Work out how many lines hold "子どもと親のためのワクチン読本". Give the number and nothing else.
>>>
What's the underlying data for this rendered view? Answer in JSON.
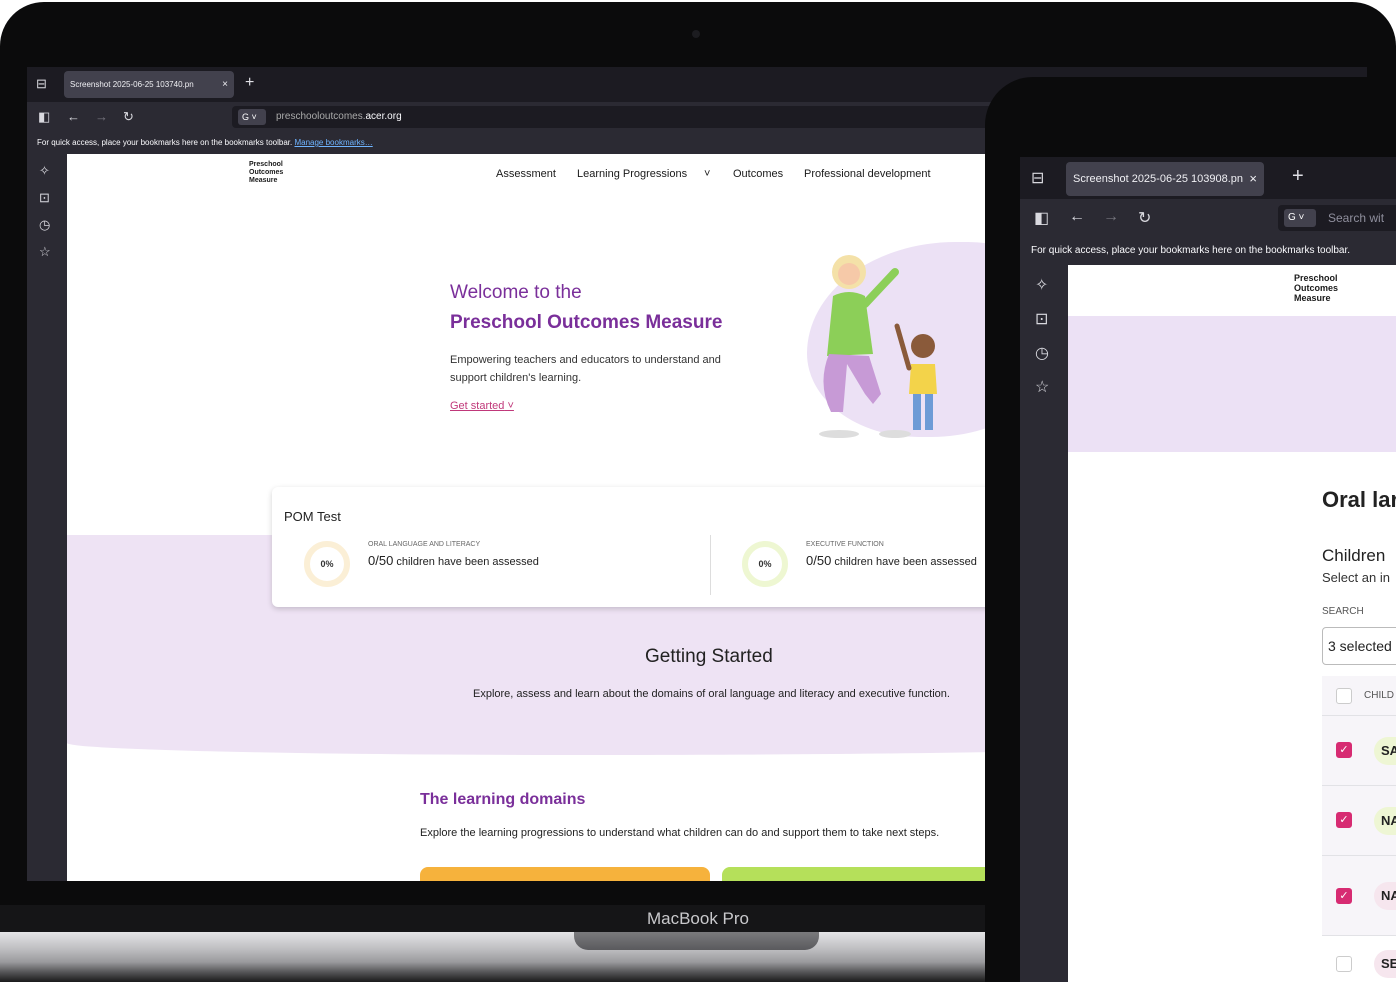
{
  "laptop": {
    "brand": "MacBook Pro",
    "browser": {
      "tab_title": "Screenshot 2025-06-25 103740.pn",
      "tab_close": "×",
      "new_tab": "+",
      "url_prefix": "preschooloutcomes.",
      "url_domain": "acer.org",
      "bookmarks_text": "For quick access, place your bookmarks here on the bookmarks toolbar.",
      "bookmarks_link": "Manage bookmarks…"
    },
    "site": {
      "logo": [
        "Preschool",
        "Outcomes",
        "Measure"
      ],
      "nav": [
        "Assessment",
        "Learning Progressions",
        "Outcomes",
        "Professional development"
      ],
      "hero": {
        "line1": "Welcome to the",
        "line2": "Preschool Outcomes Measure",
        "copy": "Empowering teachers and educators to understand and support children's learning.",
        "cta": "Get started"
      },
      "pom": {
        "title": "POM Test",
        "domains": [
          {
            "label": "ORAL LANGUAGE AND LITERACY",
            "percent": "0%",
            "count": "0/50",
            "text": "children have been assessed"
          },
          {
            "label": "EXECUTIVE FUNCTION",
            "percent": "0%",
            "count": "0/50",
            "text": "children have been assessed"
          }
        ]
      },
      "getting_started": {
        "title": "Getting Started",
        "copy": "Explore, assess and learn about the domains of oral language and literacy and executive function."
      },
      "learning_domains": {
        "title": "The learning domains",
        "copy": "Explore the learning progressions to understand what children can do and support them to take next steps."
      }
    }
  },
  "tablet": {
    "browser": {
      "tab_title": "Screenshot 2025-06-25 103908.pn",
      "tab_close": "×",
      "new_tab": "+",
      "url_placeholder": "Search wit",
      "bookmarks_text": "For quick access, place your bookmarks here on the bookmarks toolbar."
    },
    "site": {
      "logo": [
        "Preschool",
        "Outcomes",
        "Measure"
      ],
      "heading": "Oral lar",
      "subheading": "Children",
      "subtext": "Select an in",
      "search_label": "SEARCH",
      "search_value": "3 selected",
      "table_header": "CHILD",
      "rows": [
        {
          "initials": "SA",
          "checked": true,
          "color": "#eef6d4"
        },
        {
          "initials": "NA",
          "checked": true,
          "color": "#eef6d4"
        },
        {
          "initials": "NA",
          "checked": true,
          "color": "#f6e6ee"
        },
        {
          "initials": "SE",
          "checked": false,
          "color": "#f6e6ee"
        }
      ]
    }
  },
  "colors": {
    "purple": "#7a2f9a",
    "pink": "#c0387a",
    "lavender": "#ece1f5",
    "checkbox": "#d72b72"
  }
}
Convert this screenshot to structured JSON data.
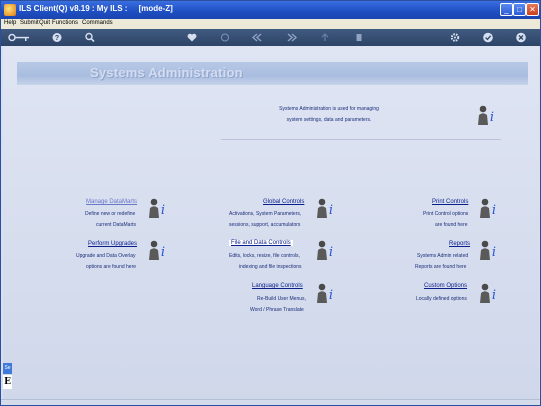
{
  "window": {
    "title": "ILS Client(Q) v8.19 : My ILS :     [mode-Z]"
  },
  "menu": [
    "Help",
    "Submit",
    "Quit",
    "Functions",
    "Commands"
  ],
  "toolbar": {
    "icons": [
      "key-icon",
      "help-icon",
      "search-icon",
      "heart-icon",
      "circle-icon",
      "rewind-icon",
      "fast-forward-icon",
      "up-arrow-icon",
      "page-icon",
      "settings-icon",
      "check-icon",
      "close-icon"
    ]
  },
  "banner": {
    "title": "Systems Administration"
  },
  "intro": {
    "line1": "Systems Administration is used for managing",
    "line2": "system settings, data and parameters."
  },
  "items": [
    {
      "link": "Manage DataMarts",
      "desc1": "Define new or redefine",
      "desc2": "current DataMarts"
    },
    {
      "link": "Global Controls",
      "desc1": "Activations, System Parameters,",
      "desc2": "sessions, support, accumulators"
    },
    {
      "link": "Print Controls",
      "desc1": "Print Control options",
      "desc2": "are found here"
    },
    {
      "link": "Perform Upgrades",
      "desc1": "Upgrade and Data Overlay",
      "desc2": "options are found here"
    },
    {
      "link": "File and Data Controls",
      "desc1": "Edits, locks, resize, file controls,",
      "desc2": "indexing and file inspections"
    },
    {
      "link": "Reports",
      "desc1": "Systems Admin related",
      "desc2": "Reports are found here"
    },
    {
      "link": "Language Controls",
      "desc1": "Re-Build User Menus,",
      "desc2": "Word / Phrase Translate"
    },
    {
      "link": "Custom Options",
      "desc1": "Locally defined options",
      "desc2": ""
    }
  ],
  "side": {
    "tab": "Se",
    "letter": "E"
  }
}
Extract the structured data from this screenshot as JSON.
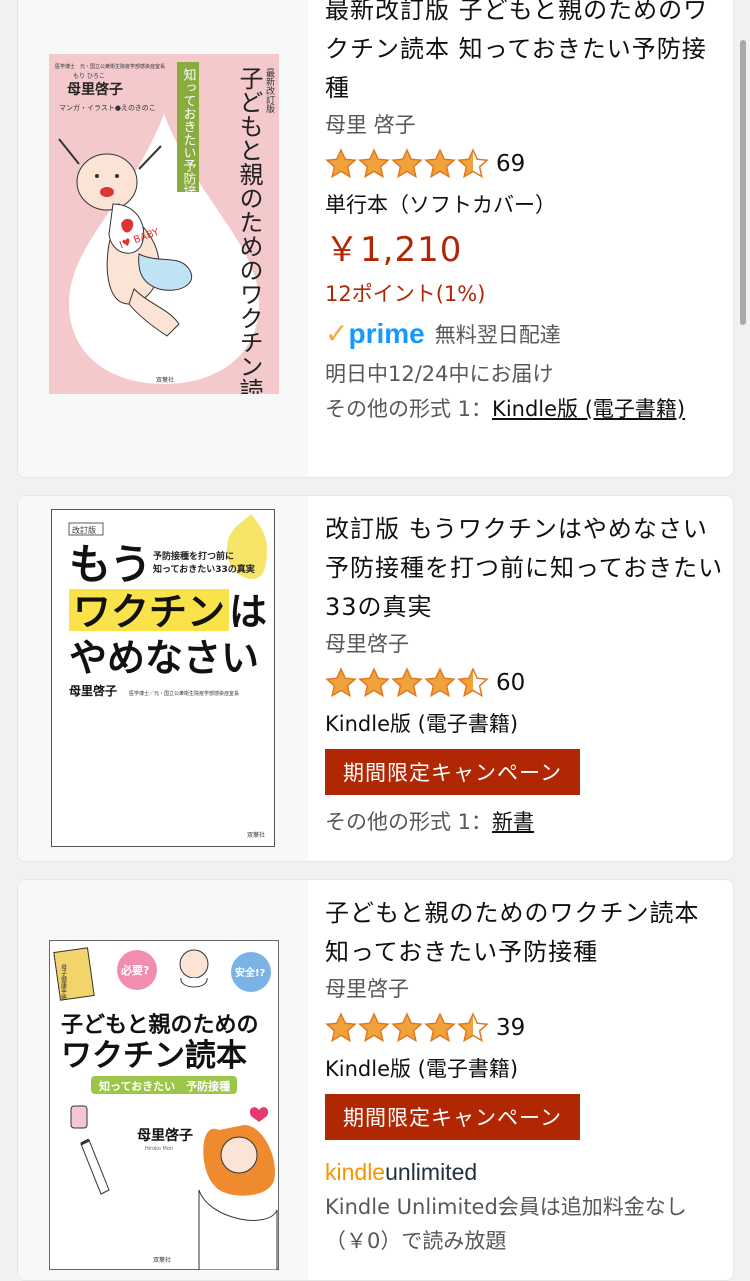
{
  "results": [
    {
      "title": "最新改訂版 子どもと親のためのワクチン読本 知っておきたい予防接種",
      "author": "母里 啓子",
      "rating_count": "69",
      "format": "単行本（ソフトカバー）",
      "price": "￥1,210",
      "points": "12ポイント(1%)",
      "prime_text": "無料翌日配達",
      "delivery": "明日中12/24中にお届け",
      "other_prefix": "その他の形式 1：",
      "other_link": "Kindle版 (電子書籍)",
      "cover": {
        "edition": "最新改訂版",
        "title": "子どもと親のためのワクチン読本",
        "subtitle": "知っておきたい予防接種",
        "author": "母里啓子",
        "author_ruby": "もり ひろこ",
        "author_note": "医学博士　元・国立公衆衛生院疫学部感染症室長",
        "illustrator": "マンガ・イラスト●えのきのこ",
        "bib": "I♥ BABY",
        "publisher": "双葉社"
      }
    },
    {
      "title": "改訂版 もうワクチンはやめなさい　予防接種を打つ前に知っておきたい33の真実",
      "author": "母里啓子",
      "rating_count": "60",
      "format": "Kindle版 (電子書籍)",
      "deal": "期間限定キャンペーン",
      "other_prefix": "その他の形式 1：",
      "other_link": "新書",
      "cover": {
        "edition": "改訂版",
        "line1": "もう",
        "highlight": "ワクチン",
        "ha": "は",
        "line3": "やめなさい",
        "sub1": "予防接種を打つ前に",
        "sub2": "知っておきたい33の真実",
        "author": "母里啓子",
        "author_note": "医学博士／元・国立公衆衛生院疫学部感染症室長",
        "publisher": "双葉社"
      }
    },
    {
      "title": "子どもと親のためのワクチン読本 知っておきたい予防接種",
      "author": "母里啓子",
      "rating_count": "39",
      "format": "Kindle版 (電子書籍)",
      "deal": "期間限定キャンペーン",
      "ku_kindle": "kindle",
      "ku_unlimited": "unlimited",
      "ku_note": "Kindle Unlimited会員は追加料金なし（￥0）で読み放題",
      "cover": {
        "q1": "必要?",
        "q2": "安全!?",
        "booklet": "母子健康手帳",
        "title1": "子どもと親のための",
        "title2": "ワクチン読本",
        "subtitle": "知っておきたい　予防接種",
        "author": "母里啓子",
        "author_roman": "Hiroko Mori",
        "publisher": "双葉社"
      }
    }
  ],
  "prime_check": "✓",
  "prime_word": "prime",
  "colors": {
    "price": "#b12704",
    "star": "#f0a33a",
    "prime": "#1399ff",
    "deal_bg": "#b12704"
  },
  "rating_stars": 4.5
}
<<<
→ ANSWER IN FULL
3